■ **TASK**
Give the listing again character for character, but drop the images.

Saved entries:

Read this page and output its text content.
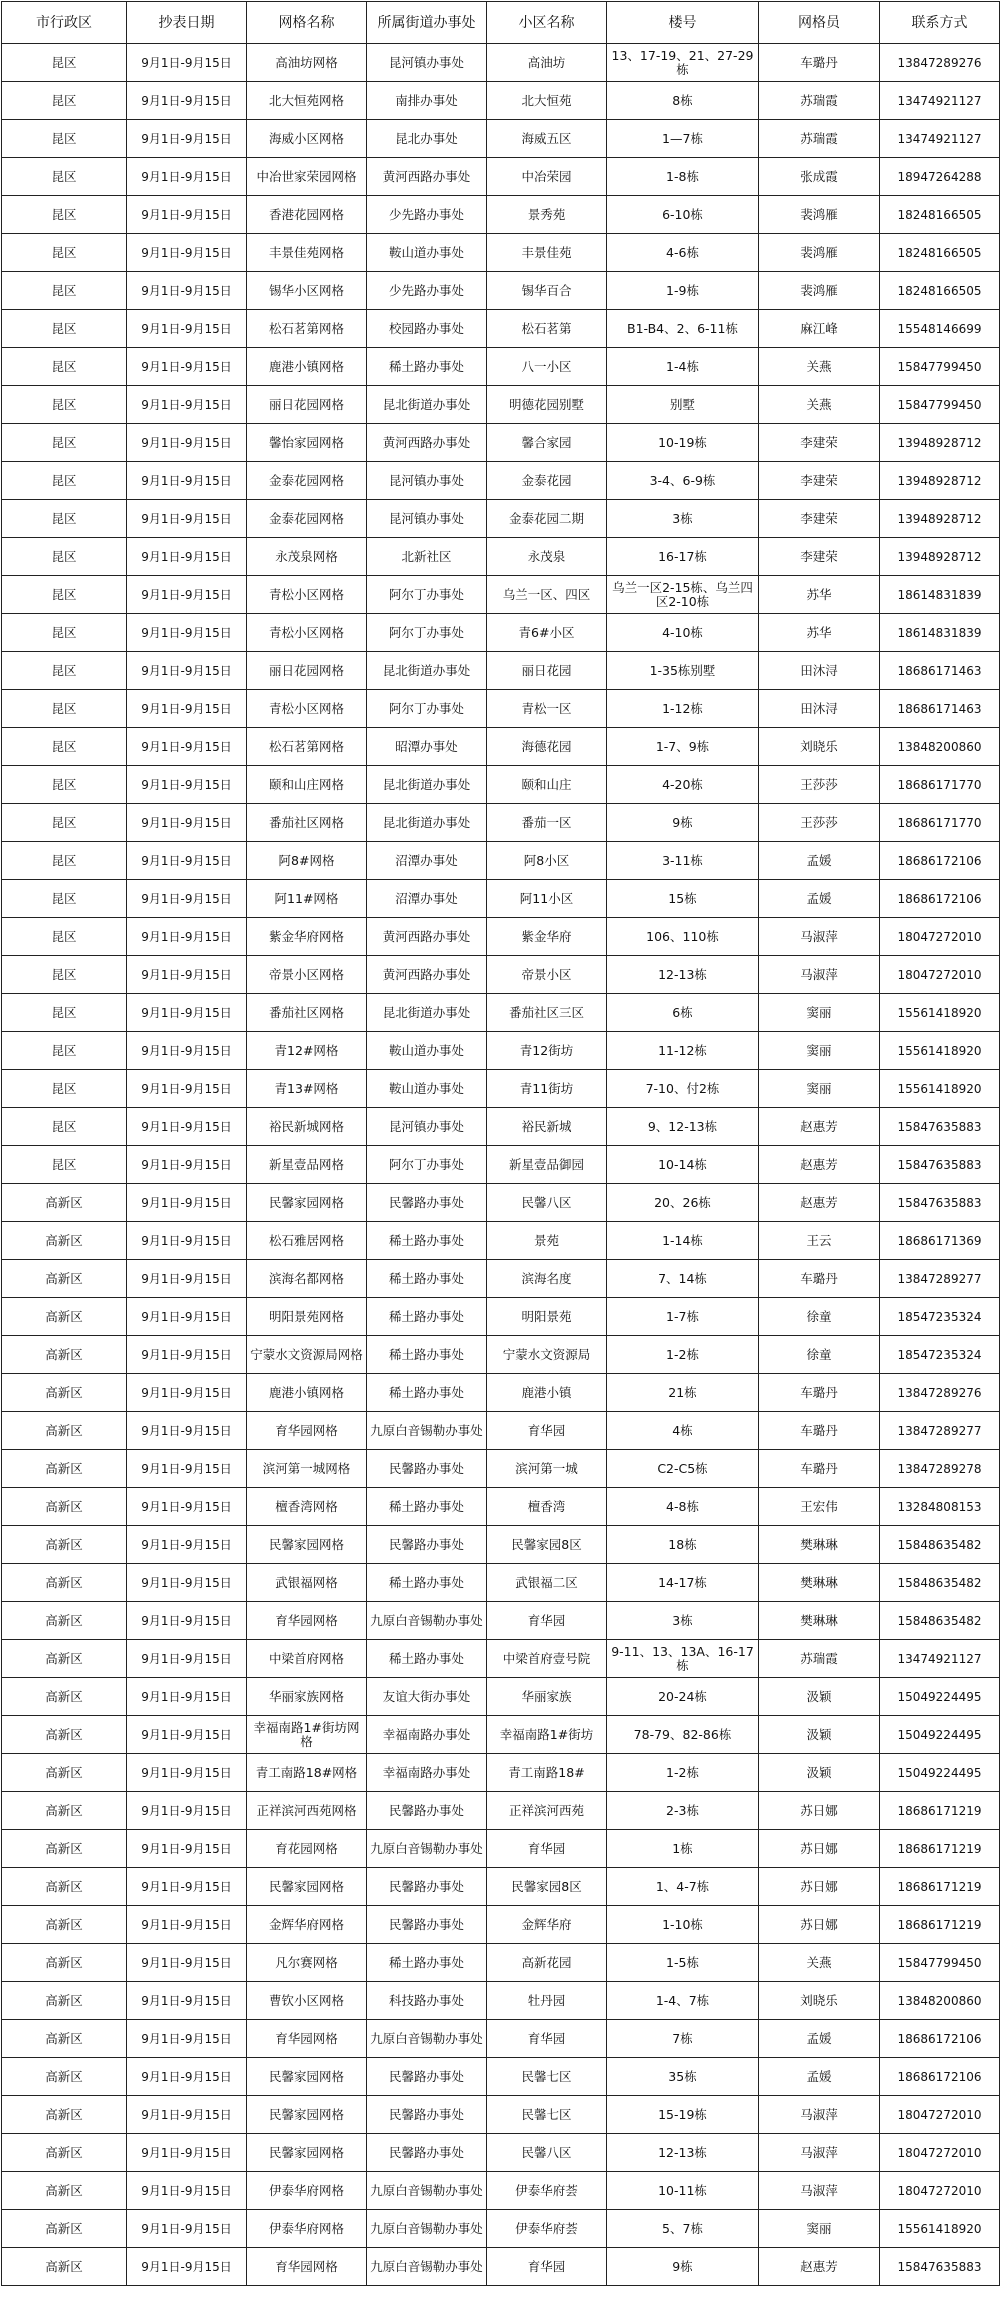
市行政区	抄表日期	网格名称	所属街道办事处	小区名称	楼号	网格员	联系方式
昆区	9月1日-9月15日	高油坊网格	昆河镇办事处	高油坊	13、17-19、21、27-29栋	车璐丹	13847289276
昆区	9月1日-9月15日	北大恒苑网格	南排办事处	北大恒苑	8栋	苏瑞霞	13474921127
昆区	9月1日-9月15日	海威小区网格	昆北办事处	海威五区	1—7栋	苏瑞霞	13474921127
昆区	9月1日-9月15日	中冶世家荣园网格	黄河西路办事处	中冶荣园	1-8栋	张成霞	18947264288
昆区	9月1日-9月15日	香港花园网格	少先路办事处	景秀苑	6-10栋	裴鸿雁	18248166505
昆区	9月1日-9月15日	丰景佳苑网格	鞍山道办事处	丰景佳苑	4-6栋	裴鸿雁	18248166505
昆区	9月1日-9月15日	锡华小区网格	少先路办事处	锡华百合	1-9栋	裴鸿雁	18248166505
昆区	9月1日-9月15日	松石茗第网格	校园路办事处	松石茗第	B1-B4、2、6-11栋	麻江峰	15548146699
昆区	9月1日-9月15日	鹿港小镇网格	稀土路办事处	八一小区	1-4栋	关燕	15847799450
昆区	9月1日-9月15日	丽日花园网格	昆北街道办事处	明德花园别墅	别墅	关燕	15847799450
昆区	9月1日-9月15日	馨怡家园网格	黄河西路办事处	馨合家园	10-19栋	李建荣	13948928712
昆区	9月1日-9月15日	金泰花园网格	昆河镇办事处	金泰花园	3-4、6-9栋	李建荣	13948928712
昆区	9月1日-9月15日	金泰花园网格	昆河镇办事处	金泰花园二期	3栋	李建荣	13948928712
昆区	9月1日-9月15日	永茂泉网格	北新社区	永茂泉	16-17栋	李建荣	13948928712
昆区	9月1日-9月15日	青松小区网格	阿尔丁办事处	乌兰一区、四区	乌兰一区2-15栋、乌兰四区2-10栋	苏华	18614831839
昆区	9月1日-9月15日	青松小区网格	阿尔丁办事处	青6#小区	4-10栋	苏华	18614831839
昆区	9月1日-9月15日	丽日花园网格	昆北街道办事处	丽日花园	1-35栋别墅	田沐浔	18686171463
昆区	9月1日-9月15日	青松小区网格	阿尔丁办事处	青松一区	1-12栋	田沐浔	18686171463
昆区	9月1日-9月15日	松石茗第网格	昭潭办事处	海德花园	1-7、9栋	刘晓乐	13848200860
昆区	9月1日-9月15日	颐和山庄网格	昆北街道办事处	颐和山庄	4-20栋	王莎莎	18686171770
昆区	9月1日-9月15日	番茄社区网格	昆北街道办事处	番茄一区	9栋	王莎莎	18686171770
昆区	9月1日-9月15日	阿8#网格	沼潭办事处	阿8小区	3-11栋	孟媛	18686172106
昆区	9月1日-9月15日	阿11#网格	沼潭办事处	阿11小区	15栋	孟媛	18686172106
昆区	9月1日-9月15日	紫金华府网格	黄河西路办事处	紫金华府	106、110栋	马淑萍	18047272010
昆区	9月1日-9月15日	帝景小区网格	黄河西路办事处	帝景小区	12-13栋	马淑萍	18047272010
昆区	9月1日-9月15日	番茄社区网格	昆北街道办事处	番茄社区三区	6栋	窦丽	15561418920
昆区	9月1日-9月15日	青12#网格	鞍山道办事处	青12街坊	11-12栋	窦丽	15561418920
昆区	9月1日-9月15日	青13#网格	鞍山道办事处	青11街坊	7-10、付2栋	窦丽	15561418920
昆区	9月1日-9月15日	裕民新城网格	昆河镇办事处	裕民新城	9、12-13栋	赵惠芳	15847635883
昆区	9月1日-9月15日	新星壹品网格	阿尔丁办事处	新星壹品御园	10-14栋	赵惠芳	15847635883
高新区	9月1日-9月15日	民馨家园网格	民馨路办事处	民馨八区	20、26栋	赵惠芳	15847635883
高新区	9月1日-9月15日	松石雅居网格	稀土路办事处	景苑	1-14栋	王云	18686171369
高新区	9月1日-9月15日	滨海名都网格	稀土路办事处	滨海名度	7、14栋	车璐丹	13847289277
高新区	9月1日-9月15日	明阳景苑网格	稀土路办事处	明阳景苑	1-7栋	徐童	18547235324
高新区	9月1日-9月15日	宁蒙水文资源局网格	稀土路办事处	宁蒙水文资源局	1-2栋	徐童	18547235324
高新区	9月1日-9月15日	鹿港小镇网格	稀土路办事处	鹿港小镇	21栋	车璐丹	13847289276
高新区	9月1日-9月15日	育华园网格	九原白音锡勒办事处	育华园	4栋	车璐丹	13847289277
高新区	9月1日-9月15日	滨河第一城网格	民馨路办事处	滨河第一城	C2-C5栋	车璐丹	13847289278
高新区	9月1日-9月15日	檀香湾网格	稀土路办事处	檀香湾	4-8栋	王宏伟	13284808153
高新区	9月1日-9月15日	民馨家园网格	民馨路办事处	民馨家园8区	18栋	樊琳琳	15848635482
高新区	9月1日-9月15日	武银福网格	稀土路办事处	武银福二区	14-17栋	樊琳琳	15848635482
高新区	9月1日-9月15日	育华园网格	九原白音锡勒办事处	育华园	3栋	樊琳琳	15848635482
高新区	9月1日-9月15日	中梁首府网格	稀土路办事处	中梁首府壹号院	9-11、13、13A、16-17栋	苏瑞霞	13474921127
高新区	9月1日-9月15日	华丽家族网格	友谊大街办事处	华丽家族	20-24栋	汲颖	15049224495
高新区	9月1日-9月15日	幸福南路1#街坊网格	幸福南路办事处	幸福南路1#街坊	78-79、82-86栋	汲颖	15049224495
高新区	9月1日-9月15日	青工南路18#网格	幸福南路办事处	青工南路18#	1-2栋	汲颖	15049224495
高新区	9月1日-9月15日	正祥滨河西苑网格	民馨路办事处	正祥滨河西苑	2-3栋	苏日娜	18686171219
高新区	9月1日-9月15日	育花园网格	九原白音锡勒办事处	育华园	1栋	苏日娜	18686171219
高新区	9月1日-9月15日	民馨家园网格	民馨路办事处	民馨家园8区	1、4-7栋	苏日娜	18686171219
高新区	9月1日-9月15日	金辉华府网格	民馨路办事处	金辉华府	1-10栋	苏日娜	18686171219
高新区	9月1日-9月15日	凡尔赛网格	稀土路办事处	高新花园	1-5栋	关燕	15847799450
高新区	9月1日-9月15日	曹钦小区网格	科技路办事处	牡丹园	1-4、7栋	刘晓乐	13848200860
高新区	9月1日-9月15日	育华园网格	九原白音锡勒办事处	育华园	7栋	孟媛	18686172106
高新区	9月1日-9月15日	民馨家园网格	民馨路办事处	民馨七区	35栋	孟媛	18686172106
高新区	9月1日-9月15日	民馨家园网格	民馨路办事处	民馨七区	15-19栋	马淑萍	18047272010
高新区	9月1日-9月15日	民馨家园网格	民馨路办事处	民馨八区	12-13栋	马淑萍	18047272010
高新区	9月1日-9月15日	伊泰华府网格	九原白音锡勒办事处	伊泰华府荟	10-11栋	马淑萍	18047272010
高新区	9月1日-9月15日	伊泰华府网格	九原白音锡勒办事处	伊泰华府荟	5、7栋	窦丽	15561418920
高新区	9月1日-9月15日	育华园网格	九原白音锡勒办事处	育华园	9栋	赵惠芳	15847635883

■ **TASK ANSWER**
Read this page and output its text content.
市行政区	抄表日期	网格名称	所属街道办事处	小区名称	楼号	网格员	联系方式
昆区	9月1日-9月15日	高油坊网格	昆河镇办事处	高油坊	13、17-19、21、27-29栋	车璐丹	13847289276
昆区	9月1日-9月15日	北大恒苑网格	南排办事处	北大恒苑	8栋	苏瑞霞	13474921127
昆区	9月1日-9月15日	海威小区网格	昆北办事处	海威五区	1—7栋	苏瑞霞	13474921127
昆区	9月1日-9月15日	中冶世家荣园网格	黄河西路办事处	中冶荣园	1-8栋	张成霞	18947264288
昆区	9月1日-9月15日	香港花园网格	少先路办事处	景秀苑	6-10栋	裴鸿雁	18248166505
昆区	9月1日-9月15日	丰景佳苑网格	鞍山道办事处	丰景佳苑	4-6栋	裴鸿雁	18248166505
昆区	9月1日-9月15日	锡华小区网格	少先路办事处	锡华百合	1-9栋	裴鸿雁	18248166505
昆区	9月1日-9月15日	松石茗第网格	校园路办事处	松石茗第	B1-B4、2、6-11栋	麻江峰	15548146699
昆区	9月1日-9月15日	鹿港小镇网格	稀土路办事处	八一小区	1-4栋	关燕	15847799450
昆区	9月1日-9月15日	丽日花园网格	昆北街道办事处	明德花园别墅	别墅	关燕	15847799450
昆区	9月1日-9月15日	馨怡家园网格	黄河西路办事处	馨合家园	10-19栋	李建荣	13948928712
昆区	9月1日-9月15日	金泰花园网格	昆河镇办事处	金泰花园	3-4、6-9栋	李建荣	13948928712
昆区	9月1日-9月15日	金泰花园网格	昆河镇办事处	金泰花园二期	3栋	李建荣	13948928712
昆区	9月1日-9月15日	永茂泉网格	北新社区	永茂泉	16-17栋	李建荣	13948928712
昆区	9月1日-9月15日	青松小区网格	阿尔丁办事处	乌兰一区、四区	乌兰一区2-15栋、乌兰四区2-10栋	苏华	18614831839
昆区	9月1日-9月15日	青松小区网格	阿尔丁办事处	青6#小区	4-10栋	苏华	18614831839
昆区	9月1日-9月15日	丽日花园网格	昆北街道办事处	丽日花园	1-35栋别墅	田沐浔	18686171463
昆区	9月1日-9月15日	青松小区网格	阿尔丁办事处	青松一区	1-12栋	田沐浔	18686171463
昆区	9月1日-9月15日	松石茗第网格	昭潭办事处	海德花园	1-7、9栋	刘晓乐	13848200860
昆区	9月1日-9月15日	颐和山庄网格	昆北街道办事处	颐和山庄	4-20栋	王莎莎	18686171770
昆区	9月1日-9月15日	番茄社区网格	昆北街道办事处	番茄一区	9栋	王莎莎	18686171770
昆区	9月1日-9月15日	阿8#网格	沼潭办事处	阿8小区	3-11栋	孟媛	18686172106
昆区	9月1日-9月15日	阿11#网格	沼潭办事处	阿11小区	15栋	孟媛	18686172106
昆区	9月1日-9月15日	紫金华府网格	黄河西路办事处	紫金华府	106、110栋	马淑萍	18047272010
昆区	9月1日-9月15日	帝景小区网格	黄河西路办事处	帝景小区	12-13栋	马淑萍	18047272010
昆区	9月1日-9月15日	番茄社区网格	昆北街道办事处	番茄社区三区	6栋	窦丽	15561418920
昆区	9月1日-9月15日	青12#网格	鞍山道办事处	青12街坊	11-12栋	窦丽	15561418920
昆区	9月1日-9月15日	青13#网格	鞍山道办事处	青11街坊	7-10、付2栋	窦丽	15561418920
昆区	9月1日-9月15日	裕民新城网格	昆河镇办事处	裕民新城	9、12-13栋	赵惠芳	15847635883
昆区	9月1日-9月15日	新星壹品网格	阿尔丁办事处	新星壹品御园	10-14栋	赵惠芳	15847635883
高新区	9月1日-9月15日	民馨家园网格	民馨路办事处	民馨八区	20、26栋	赵惠芳	15847635883
高新区	9月1日-9月15日	松石雅居网格	稀土路办事处	景苑	1-14栋	王云	18686171369
高新区	9月1日-9月15日	滨海名都网格	稀土路办事处	滨海名度	7、14栋	车璐丹	13847289277
高新区	9月1日-9月15日	明阳景苑网格	稀土路办事处	明阳景苑	1-7栋	徐童	18547235324
高新区	9月1日-9月15日	宁蒙水文资源局网格	稀土路办事处	宁蒙水文资源局	1-2栋	徐童	18547235324
高新区	9月1日-9月15日	鹿港小镇网格	稀土路办事处	鹿港小镇	21栋	车璐丹	13847289276
高新区	9月1日-9月15日	育华园网格	九原白音锡勒办事处	育华园	4栋	车璐丹	13847289277
高新区	9月1日-9月15日	滨河第一城网格	民馨路办事处	滨河第一城	C2-C5栋	车璐丹	13847289278
高新区	9月1日-9月15日	檀香湾网格	稀土路办事处	檀香湾	4-8栋	王宏伟	13284808153
高新区	9月1日-9月15日	民馨家园网格	民馨路办事处	民馨家园8区	18栋	樊琳琳	15848635482
高新区	9月1日-9月15日	武银福网格	稀土路办事处	武银福二区	14-17栋	樊琳琳	15848635482
高新区	9月1日-9月15日	育华园网格	九原白音锡勒办事处	育华园	3栋	樊琳琳	15848635482
高新区	9月1日-9月15日	中梁首府网格	稀土路办事处	中梁首府壹号院	9-11、13、13A、16-17栋	苏瑞霞	13474921127
高新区	9月1日-9月15日	华丽家族网格	友谊大街办事处	华丽家族	20-24栋	汲颖	15049224495
高新区	9月1日-9月15日	幸福南路1#街坊网格	幸福南路办事处	幸福南路1#街坊	78-79、82-86栋	汲颖	15049224495
高新区	9月1日-9月15日	青工南路18#网格	幸福南路办事处	青工南路18#	1-2栋	汲颖	15049224495
高新区	9月1日-9月15日	正祥滨河西苑网格	民馨路办事处	正祥滨河西苑	2-3栋	苏日娜	18686171219
高新区	9月1日-9月15日	育花园网格	九原白音锡勒办事处	育华园	1栋	苏日娜	18686171219
高新区	9月1日-9月15日	民馨家园网格	民馨路办事处	民馨家园8区	1、4-7栋	苏日娜	18686171219
高新区	9月1日-9月15日	金辉华府网格	民馨路办事处	金辉华府	1-10栋	苏日娜	18686171219
高新区	9月1日-9月15日	凡尔赛网格	稀土路办事处	高新花园	1-5栋	关燕	15847799450
高新区	9月1日-9月15日	曹钦小区网格	科技路办事处	牡丹园	1-4、7栋	刘晓乐	13848200860
高新区	9月1日-9月15日	育华园网格	九原白音锡勒办事处	育华园	7栋	孟媛	18686172106
高新区	9月1日-9月15日	民馨家园网格	民馨路办事处	民馨七区	35栋	孟媛	18686172106
高新区	9月1日-9月15日	民馨家园网格	民馨路办事处	民馨七区	15-19栋	马淑萍	18047272010
高新区	9月1日-9月15日	民馨家园网格	民馨路办事处	民馨八区	12-13栋	马淑萍	18047272010
高新区	9月1日-9月15日	伊泰华府网格	九原白音锡勒办事处	伊泰华府荟	10-11栋	马淑萍	18047272010
高新区	9月1日-9月15日	伊泰华府网格	九原白音锡勒办事处	伊泰华府荟	5、7栋	窦丽	15561418920
高新区	9月1日-9月15日	育华园网格	九原白音锡勒办事处	育华园	9栋	赵惠芳	15847635883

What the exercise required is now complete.